■ WHAT YOU HAVE TO DO: Identify every line in the records below that contains the word "title", and reproduce each one.

┌─ INPUT MATERIAL

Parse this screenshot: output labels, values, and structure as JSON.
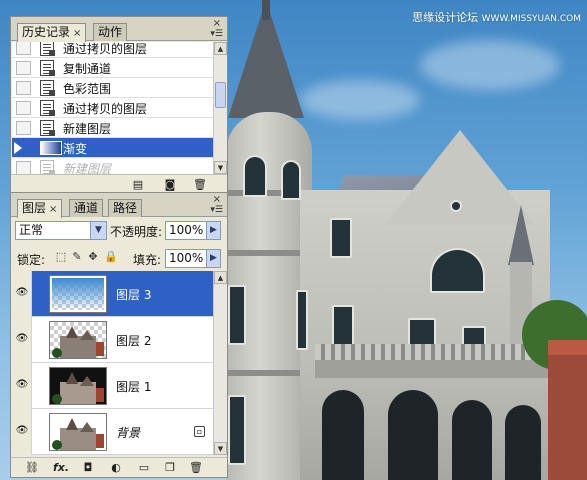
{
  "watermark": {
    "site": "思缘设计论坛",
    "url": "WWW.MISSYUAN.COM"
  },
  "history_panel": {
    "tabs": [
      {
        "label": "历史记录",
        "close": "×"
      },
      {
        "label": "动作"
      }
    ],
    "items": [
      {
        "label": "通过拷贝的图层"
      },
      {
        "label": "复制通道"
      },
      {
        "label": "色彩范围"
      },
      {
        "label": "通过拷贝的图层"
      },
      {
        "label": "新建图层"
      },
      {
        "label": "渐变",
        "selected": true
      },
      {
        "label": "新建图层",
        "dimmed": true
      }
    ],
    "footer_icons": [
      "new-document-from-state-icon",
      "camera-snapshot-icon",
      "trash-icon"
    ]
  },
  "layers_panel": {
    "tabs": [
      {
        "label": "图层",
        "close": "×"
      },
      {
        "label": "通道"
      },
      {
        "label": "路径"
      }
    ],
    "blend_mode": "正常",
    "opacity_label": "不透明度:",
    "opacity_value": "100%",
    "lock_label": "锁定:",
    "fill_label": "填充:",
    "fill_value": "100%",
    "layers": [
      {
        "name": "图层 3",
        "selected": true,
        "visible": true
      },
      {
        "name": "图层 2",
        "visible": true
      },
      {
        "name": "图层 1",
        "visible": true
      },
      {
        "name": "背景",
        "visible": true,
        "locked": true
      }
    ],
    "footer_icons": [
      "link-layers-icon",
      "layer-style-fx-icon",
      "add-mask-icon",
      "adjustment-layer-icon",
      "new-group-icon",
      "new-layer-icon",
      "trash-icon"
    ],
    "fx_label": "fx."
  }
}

└─
┌─ INPUT MATERIAL

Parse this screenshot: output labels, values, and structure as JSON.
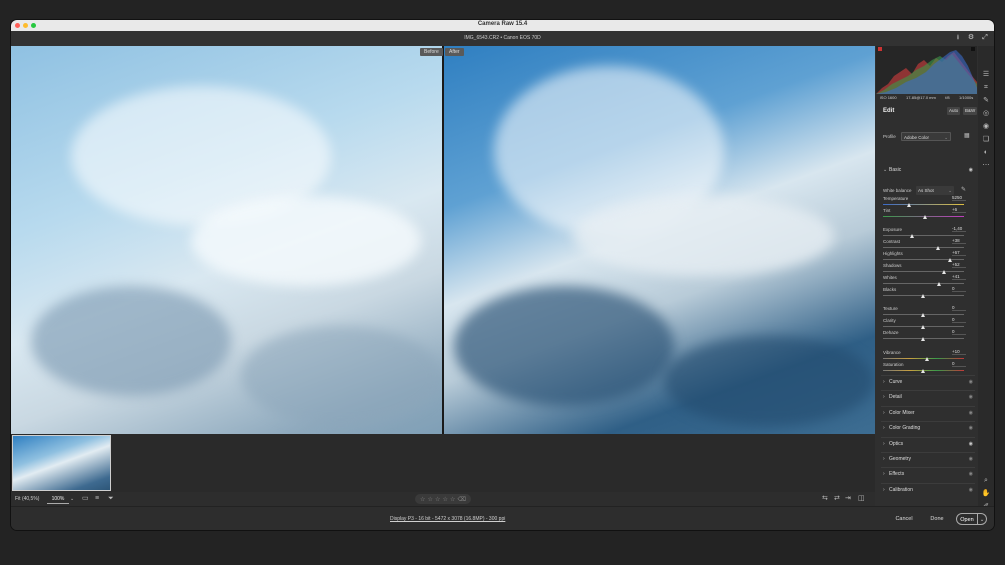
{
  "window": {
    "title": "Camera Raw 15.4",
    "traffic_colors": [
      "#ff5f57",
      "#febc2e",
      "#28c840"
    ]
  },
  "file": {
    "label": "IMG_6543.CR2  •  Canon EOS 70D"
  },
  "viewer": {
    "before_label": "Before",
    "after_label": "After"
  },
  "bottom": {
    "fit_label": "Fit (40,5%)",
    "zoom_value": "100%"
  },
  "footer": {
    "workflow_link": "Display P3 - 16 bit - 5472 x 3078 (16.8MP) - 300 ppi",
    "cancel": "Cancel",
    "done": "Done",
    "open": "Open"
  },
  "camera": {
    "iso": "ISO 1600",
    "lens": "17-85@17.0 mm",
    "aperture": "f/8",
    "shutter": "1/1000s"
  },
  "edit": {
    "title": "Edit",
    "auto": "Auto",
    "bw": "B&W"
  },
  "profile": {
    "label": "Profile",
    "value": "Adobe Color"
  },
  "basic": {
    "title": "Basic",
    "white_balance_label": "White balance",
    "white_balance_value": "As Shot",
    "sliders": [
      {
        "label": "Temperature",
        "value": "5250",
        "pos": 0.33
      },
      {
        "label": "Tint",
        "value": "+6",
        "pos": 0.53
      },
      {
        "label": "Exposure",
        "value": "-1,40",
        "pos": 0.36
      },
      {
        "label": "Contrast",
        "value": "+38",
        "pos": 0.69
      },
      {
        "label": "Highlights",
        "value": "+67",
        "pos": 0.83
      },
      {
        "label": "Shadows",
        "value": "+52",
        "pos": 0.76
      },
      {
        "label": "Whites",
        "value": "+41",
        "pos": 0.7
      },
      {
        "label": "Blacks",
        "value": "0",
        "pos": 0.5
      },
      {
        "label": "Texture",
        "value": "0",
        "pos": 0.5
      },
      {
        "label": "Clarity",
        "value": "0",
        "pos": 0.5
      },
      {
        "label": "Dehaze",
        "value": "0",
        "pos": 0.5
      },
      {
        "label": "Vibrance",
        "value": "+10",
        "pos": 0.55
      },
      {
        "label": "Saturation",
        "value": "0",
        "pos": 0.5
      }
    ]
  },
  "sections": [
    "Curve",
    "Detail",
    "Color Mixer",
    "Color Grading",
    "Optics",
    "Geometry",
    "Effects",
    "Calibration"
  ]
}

└─

■ EXERCISE ANSWER:
    "title": "Camera Raw 15.4",
    "title": "Edit",
    "title": "Basic",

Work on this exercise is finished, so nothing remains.